## Seçilen Metin
▶

By Bocuruk, at 28 Nisan 2009 17:07
Özür dilerim. Çoook özür dilerim Nüket'çiğim ;~} Enginarların bu haline say özürlerimi..., deee kolaycacık neler neler yapıyorum, değil mi ama?
----------
Yani Bocuruk, ellerine sağlık, kıvamında olmuş görünüyor, ben olsan iki üç şeker atardım ama. O tarz pişince kaldırır! Bu arada sen nereye kayboldun? Kocanın peşinden mi gittin de unuttun bizi?
By Oya Kayacan, at 28 Nisan 2009 18:29
Yok Oya'cım ya, ben gitmedim ama onu geri getirdim :))) Kayboluşum sebepsiz ama takipteyim mümkün olduğunca. Niyetim şu günlerde sayfamı da yenilemek. Şeytanın bacağını bi kırsam:) Ama unutulmamak güzel.
Sevgilerimle...
By Bocuruk, at 28 Nisan 2009 21:19
oya'cım, ben sana ne diyeyim :) acayip bir şey oldu, hiç bilmediğim görmediğim seni rüyamda gördüm dün gece. ama masum bir rüya, senin postun gibi değil :))) meğer buna alametmiş :)
By Cakil's Mom!, at 29 Nisan 2009 14:31
:))) eh, sonunda bir sigara yakanlar da var, ki bu tarifin üstüne çok iyi gidebilir.
sadece bu tarif değil, hepsine hepsine bayılıyorum. bir kitap halinde sahip olmak, yemek tariflerinin en edebi şekli olarak sadece tarif için değil de sizin müthiş üslubunuz için defalarca okumak isterim. dokunaklı, şehvetli, komik, acıklı ne diyeyim benzersiz yemek tarifleri. bayılıyorum size. çok yaşayın siz.
By endiseliperi, at 29 Nisan 2009 15:58
Sevindim Bocuruk. Aileler ayrı düşünce benim içim cız eder hep. Haydi sen de dön artık bloguna... Eski dostlar hatırlanıyor tabii ki, hatırlanmaz mıııı?
----------
Ayşen'ciğim, geniş ekran bir rüya olmalıydı bu gördüğün, göbeğimin de görünmesini isterdim, 'böyle bloga böyle yazar,' diyebilmen için!
Edepliyim ama masum sayılmam ;~] Çok saygıdeğer bir büyüğüm vardı, ben küçükken anneme, "Bu çocuk herşeyi biliyor ama çok yerinde kullanıyor derdi. Küfürbazlığım da ağzıma yakışır derler mesela...
Çakıl'ı öp benim için, o güzel yanacıklarının hayranıyım.
----------
Peri'ciğim gelmiş... Ben de edebi takılma hallerimi sende yaşıyorum, merak etme olur mu?
"Benden kitap beklersin haaa, al sana," deeeer mişim bir gün! Tabii bir yayınevi kapıma gelip, "Hanımefendi bize şaheselerini lütfeder de bastırırlar mı acaba?" diye yerlerde sürünürse. Havada balık sen bunu unut yani.

◀

## Alıştırma Girdisi

▶

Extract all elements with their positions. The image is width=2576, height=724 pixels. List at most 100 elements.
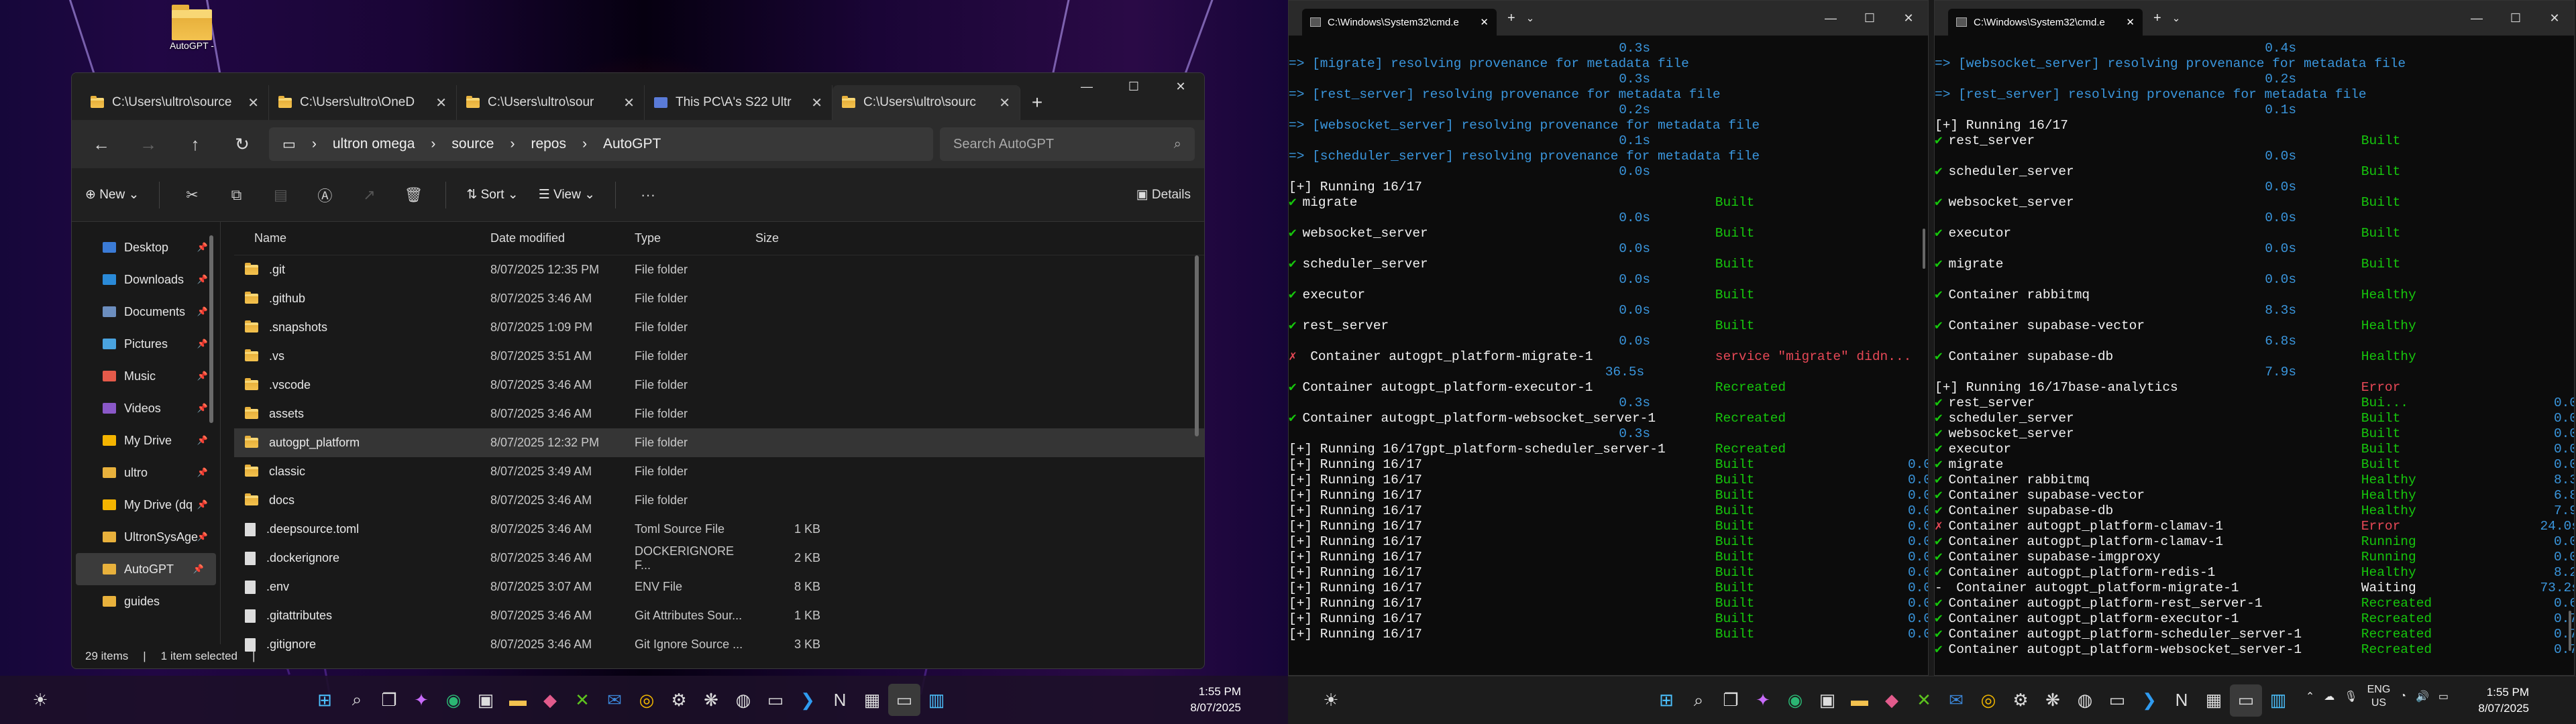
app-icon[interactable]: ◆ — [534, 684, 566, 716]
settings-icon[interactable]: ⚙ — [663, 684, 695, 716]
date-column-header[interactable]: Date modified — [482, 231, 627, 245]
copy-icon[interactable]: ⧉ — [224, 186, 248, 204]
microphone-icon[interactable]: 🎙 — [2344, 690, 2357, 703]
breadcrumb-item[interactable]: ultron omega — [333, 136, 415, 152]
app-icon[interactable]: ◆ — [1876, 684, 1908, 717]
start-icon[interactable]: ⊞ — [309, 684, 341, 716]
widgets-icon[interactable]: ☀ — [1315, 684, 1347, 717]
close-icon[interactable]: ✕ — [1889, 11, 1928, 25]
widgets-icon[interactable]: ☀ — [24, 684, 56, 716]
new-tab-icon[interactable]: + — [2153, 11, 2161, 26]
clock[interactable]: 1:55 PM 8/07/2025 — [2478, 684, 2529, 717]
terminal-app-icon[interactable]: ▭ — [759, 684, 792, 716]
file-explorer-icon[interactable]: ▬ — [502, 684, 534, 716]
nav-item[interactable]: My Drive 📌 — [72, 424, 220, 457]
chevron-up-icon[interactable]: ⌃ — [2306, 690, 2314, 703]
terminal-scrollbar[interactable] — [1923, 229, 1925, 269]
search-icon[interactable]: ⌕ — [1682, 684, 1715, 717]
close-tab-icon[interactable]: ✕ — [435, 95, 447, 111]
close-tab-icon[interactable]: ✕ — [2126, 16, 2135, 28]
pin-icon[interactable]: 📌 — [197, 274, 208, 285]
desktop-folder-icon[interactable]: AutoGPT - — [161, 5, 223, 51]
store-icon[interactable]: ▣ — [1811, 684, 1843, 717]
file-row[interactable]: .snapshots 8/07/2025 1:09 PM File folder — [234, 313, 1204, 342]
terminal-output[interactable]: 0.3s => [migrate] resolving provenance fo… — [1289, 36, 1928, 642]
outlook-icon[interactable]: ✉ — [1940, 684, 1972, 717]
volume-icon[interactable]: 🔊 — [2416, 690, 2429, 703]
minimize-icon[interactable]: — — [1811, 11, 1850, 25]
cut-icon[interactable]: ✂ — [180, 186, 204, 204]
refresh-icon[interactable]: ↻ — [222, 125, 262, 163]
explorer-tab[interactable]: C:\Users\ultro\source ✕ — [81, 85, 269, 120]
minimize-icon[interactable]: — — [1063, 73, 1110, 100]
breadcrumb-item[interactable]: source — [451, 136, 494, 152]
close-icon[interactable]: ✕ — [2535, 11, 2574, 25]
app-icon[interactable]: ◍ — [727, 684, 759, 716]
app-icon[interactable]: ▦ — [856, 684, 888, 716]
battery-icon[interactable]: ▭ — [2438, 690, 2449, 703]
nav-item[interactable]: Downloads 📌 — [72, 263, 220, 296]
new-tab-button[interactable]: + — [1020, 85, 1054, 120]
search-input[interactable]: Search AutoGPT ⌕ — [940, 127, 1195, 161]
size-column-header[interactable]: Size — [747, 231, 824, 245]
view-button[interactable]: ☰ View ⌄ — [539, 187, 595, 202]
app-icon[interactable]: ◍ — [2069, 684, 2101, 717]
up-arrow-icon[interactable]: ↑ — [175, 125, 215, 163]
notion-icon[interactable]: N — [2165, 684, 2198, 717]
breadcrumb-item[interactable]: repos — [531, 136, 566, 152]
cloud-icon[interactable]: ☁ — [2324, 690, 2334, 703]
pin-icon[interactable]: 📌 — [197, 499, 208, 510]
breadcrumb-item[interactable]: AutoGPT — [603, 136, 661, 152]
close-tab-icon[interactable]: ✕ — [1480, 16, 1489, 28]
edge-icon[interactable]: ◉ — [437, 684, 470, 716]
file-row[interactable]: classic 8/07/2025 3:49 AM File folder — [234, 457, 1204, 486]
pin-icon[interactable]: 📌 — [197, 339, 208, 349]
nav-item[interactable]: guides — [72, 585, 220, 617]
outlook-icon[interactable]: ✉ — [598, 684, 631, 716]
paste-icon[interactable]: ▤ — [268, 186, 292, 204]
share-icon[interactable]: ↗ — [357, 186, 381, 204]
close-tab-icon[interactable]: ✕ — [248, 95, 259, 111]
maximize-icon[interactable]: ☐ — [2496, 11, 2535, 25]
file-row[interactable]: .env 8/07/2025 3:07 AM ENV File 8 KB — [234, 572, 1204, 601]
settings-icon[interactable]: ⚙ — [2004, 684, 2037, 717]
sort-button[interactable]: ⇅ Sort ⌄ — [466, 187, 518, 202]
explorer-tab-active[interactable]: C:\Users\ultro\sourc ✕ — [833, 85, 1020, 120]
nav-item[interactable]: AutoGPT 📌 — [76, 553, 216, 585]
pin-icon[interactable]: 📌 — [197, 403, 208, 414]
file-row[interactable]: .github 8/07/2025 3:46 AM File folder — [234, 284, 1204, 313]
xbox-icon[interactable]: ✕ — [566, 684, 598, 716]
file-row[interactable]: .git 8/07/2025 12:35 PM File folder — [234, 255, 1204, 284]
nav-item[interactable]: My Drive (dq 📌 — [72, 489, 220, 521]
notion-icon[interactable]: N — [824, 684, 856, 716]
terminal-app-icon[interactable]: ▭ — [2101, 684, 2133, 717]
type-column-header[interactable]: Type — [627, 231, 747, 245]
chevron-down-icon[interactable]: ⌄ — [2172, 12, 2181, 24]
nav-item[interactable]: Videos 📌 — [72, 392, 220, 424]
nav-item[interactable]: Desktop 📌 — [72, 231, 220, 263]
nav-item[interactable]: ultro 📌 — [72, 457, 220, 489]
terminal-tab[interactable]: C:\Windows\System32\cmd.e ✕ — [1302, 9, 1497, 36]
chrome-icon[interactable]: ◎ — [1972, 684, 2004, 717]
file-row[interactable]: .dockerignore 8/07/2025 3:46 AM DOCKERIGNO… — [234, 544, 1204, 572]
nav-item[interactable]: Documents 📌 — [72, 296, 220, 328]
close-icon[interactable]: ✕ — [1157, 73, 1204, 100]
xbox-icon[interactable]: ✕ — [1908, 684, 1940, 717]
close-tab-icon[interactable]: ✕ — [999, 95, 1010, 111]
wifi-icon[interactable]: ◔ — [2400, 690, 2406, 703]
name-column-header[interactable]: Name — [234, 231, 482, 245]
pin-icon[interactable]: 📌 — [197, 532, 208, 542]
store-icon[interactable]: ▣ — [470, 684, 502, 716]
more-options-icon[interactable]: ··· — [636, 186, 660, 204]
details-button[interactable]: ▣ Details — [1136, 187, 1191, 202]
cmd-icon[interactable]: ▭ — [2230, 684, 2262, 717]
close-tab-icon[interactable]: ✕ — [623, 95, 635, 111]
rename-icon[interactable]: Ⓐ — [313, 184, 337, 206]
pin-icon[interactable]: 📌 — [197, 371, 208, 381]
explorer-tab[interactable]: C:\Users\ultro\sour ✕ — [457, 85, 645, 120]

◀

## Yapılacaklar
(a) Seçilen metinde, çocukluktan hatırlanan saygıdeğer büyük, anneye hangi sözü söylermiş?
(b) Kayıtlarda "app-icon[interactable]: ◆ — [534, 684, 566, 716]" içeren satırdan "terminal-app-icon[interactable]: ▭ — [759, 684, 792, 716]" içeren satıra kadar olan satırları, iki uç da dahil, hiçbir değişiklik yapmadan yeniden yazar mısın?

## Görev Yanıtları
(a) "Bu çocuk herşeyi biliyor ama çok yerinde kullanıyor."

(b)
app-icon[interactable]: ◆ — [534, 684, 566, 716]
settings-icon[interactable]: ⚙ — [663, 684, 695, 716]
date-column-header[interactable]: Date modified — [482, 231, 627, 245]
copy-icon[interactable]: ⧉ — [224, 186, 248, 204]
microphone-icon[interactable]: 🎙 — [2344, 690, 2357, 703]
breadcrumb-item[interactable]: ultron omega — [333, 136, 415, 152]
app-icon[interactable]: ◆ — [1876, 684, 1908, 717]
start-icon[interactable]: ⊞ — [309, 684, 341, 716]
widgets-icon[interactable]: ☀ — [1315, 684, 1347, 717]
close-icon[interactable]: ✕ — [1889, 11, 1928, 25]
widgets-icon[interactable]: ☀ — [24, 684, 56, 716]
new-tab-icon[interactable]: + — [2153, 11, 2161, 26]
clock[interactable]: 1:55 PM 8/07/2025 — [2478, 684, 2529, 717]
terminal-app-icon[interactable]: ▭ — [759, 684, 792, 716]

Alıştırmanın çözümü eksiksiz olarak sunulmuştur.